%%

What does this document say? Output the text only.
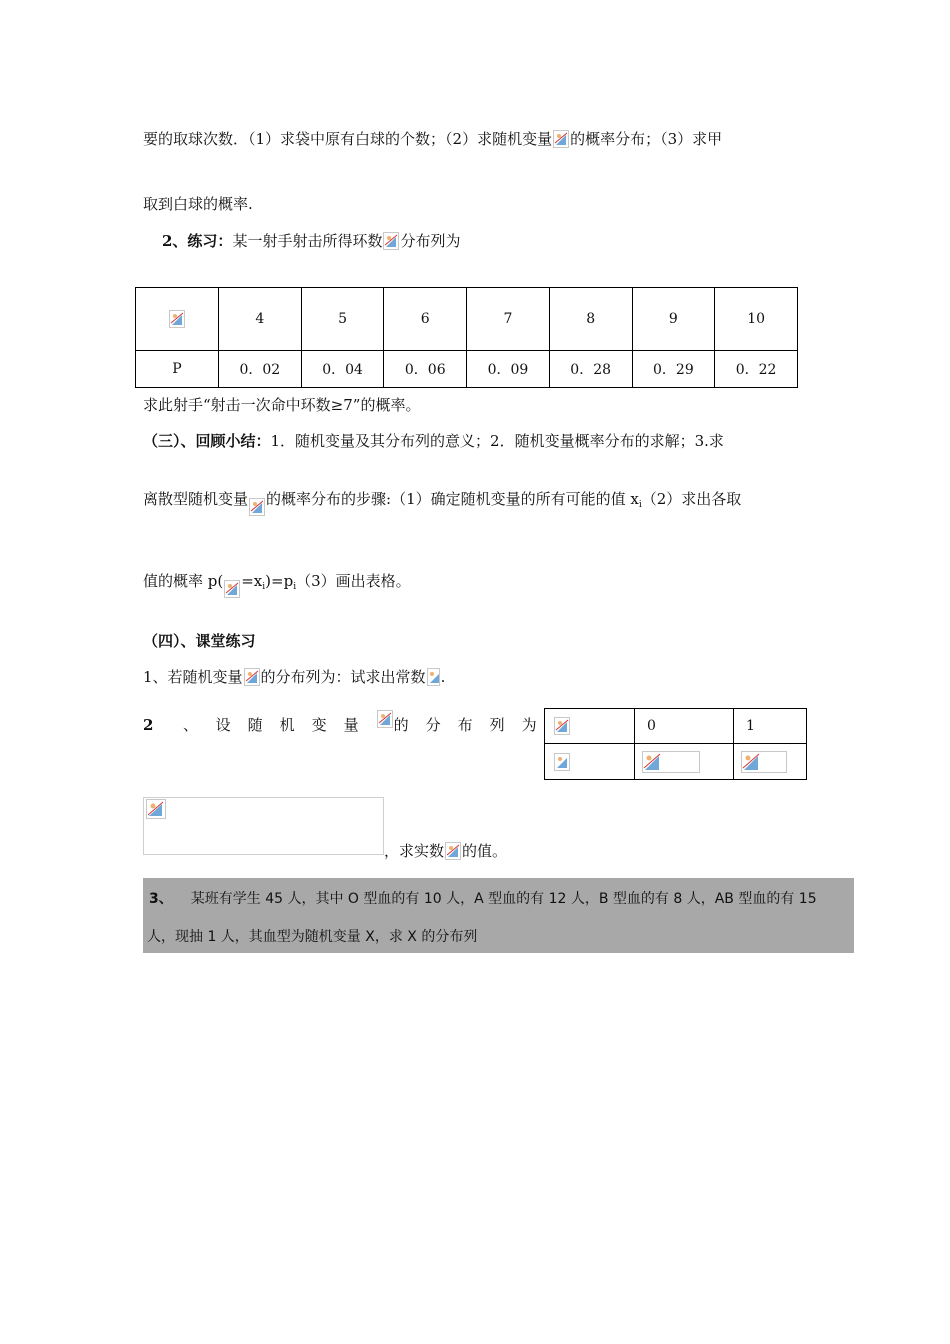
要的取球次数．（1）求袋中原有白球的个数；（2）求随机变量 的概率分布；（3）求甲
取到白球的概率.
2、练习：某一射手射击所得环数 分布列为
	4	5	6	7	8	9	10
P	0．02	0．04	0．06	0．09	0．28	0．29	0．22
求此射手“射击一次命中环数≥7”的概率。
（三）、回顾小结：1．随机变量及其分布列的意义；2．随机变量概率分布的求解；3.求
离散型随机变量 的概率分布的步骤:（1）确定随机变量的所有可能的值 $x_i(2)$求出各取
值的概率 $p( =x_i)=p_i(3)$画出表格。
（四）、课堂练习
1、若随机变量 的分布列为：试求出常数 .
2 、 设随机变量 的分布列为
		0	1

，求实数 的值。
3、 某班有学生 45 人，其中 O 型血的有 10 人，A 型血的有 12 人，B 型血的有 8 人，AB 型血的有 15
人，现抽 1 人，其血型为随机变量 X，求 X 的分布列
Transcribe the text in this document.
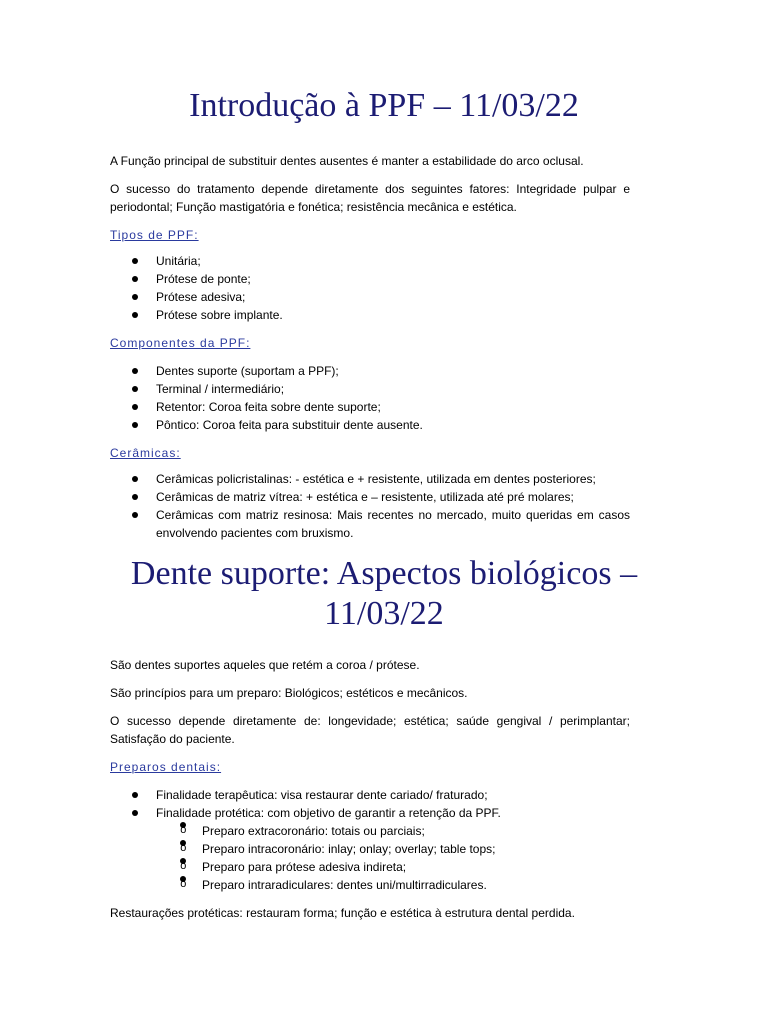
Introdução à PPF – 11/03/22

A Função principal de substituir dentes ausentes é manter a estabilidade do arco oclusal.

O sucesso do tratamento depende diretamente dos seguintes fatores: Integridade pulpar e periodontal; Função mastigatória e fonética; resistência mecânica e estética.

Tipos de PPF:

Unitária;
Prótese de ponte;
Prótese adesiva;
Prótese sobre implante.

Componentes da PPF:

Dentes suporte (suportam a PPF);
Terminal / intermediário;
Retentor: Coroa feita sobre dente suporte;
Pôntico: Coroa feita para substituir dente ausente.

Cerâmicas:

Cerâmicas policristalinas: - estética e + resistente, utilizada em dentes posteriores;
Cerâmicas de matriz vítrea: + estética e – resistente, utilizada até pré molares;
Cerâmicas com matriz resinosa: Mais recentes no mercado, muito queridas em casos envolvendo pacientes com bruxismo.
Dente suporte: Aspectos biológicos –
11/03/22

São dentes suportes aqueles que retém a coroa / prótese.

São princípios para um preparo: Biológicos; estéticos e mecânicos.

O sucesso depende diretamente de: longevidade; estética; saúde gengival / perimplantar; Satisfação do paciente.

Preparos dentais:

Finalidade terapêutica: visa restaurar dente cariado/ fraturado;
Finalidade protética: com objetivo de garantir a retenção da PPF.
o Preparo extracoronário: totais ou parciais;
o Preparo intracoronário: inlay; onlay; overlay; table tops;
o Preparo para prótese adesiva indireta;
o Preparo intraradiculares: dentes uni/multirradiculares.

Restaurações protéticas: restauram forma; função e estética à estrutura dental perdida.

%%

Aim - Leave the pictures out and output the rest of the listing exactly.

Completed exercise -
What does this document say? Output the text only.
要的取球次数．（1）求袋中原有白球的个数；（2）求随机变量 的概率分布；（3）求甲
取到白球的概率.
2、练习：某一射手射击所得环数 分布列为
	4	5	6	7	8	9	10
P	0．02	0．04	0．06	0．09	0．28	0．29	0．22
求此射手“射击一次命中环数≥7”的概率。
（三）、回顾小结：1．随机变量及其分布列的意义；2．随机变量概率分布的求解；3.求
离散型随机变量 的概率分布的步骤:（1）确定随机变量的所有可能的值 $x_i(2)$求出各取
值的概率 $p( =x_i)=p_i(3)$画出表格。
（四）、课堂练习
1、若随机变量 的分布列为：试求出常数 .
2 、 设随机变量 的分布列为
		0	1

，求实数 的值。
3、 某班有学生 45 人，其中 O 型血的有 10 人，A 型血的有 12 人，B 型血的有 8 人，AB 型血的有 15
人，现抽 1 人，其血型为随机变量 X，求 X 的分布列
Transcribe the text in this document.
Introdução à PPF – 11/03/22

A Função principal de substituir dentes ausentes é manter a estabilidade do arco oclusal.

O sucesso do tratamento depende diretamente dos seguintes fatores: Integridade pulpar e periodontal; Função mastigatória e fonética; resistência mecânica e estética.

Tipos de PPF:

Unitária;
Prótese de ponte;
Prótese adesiva;
Prótese sobre implante.

Componentes da PPF:

Dentes suporte (suportam a PPF);
Terminal / intermediário;
Retentor: Coroa feita sobre dente suporte;
Pôntico: Coroa feita para substituir dente ausente.

Cerâmicas:

Cerâmicas policristalinas: - estética e + resistente, utilizada em dentes posteriores;
Cerâmicas de matriz vítrea: + estética e – resistente, utilizada até pré molares;
Cerâmicas com matriz resinosa: Mais recentes no mercado, muito queridas em casos envolvendo pacientes com bruxismo.
Dente suporte: Aspectos biológicos –
11/03/22

São dentes suportes aqueles que retém a coroa / prótese.

São princípios para um preparo: Biológicos; estéticos e mecânicos.

O sucesso depende diretamente de: longevidade; estética; saúde gengival / perimplantar; Satisfação do paciente.

Preparos dentais:

Finalidade terapêutica: visa restaurar dente cariado/ fraturado;
Finalidade protética: com objetivo de garantir a retenção da PPF.
o Preparo extracoronário: totais ou parciais;
o Preparo intracoronário: inlay; onlay; overlay; table tops;
o Preparo para prótese adesiva indireta;
o Preparo intraradiculares: dentes uni/multirradiculares.

Restaurações protéticas: restauram forma; função e estética à estrutura dental perdida.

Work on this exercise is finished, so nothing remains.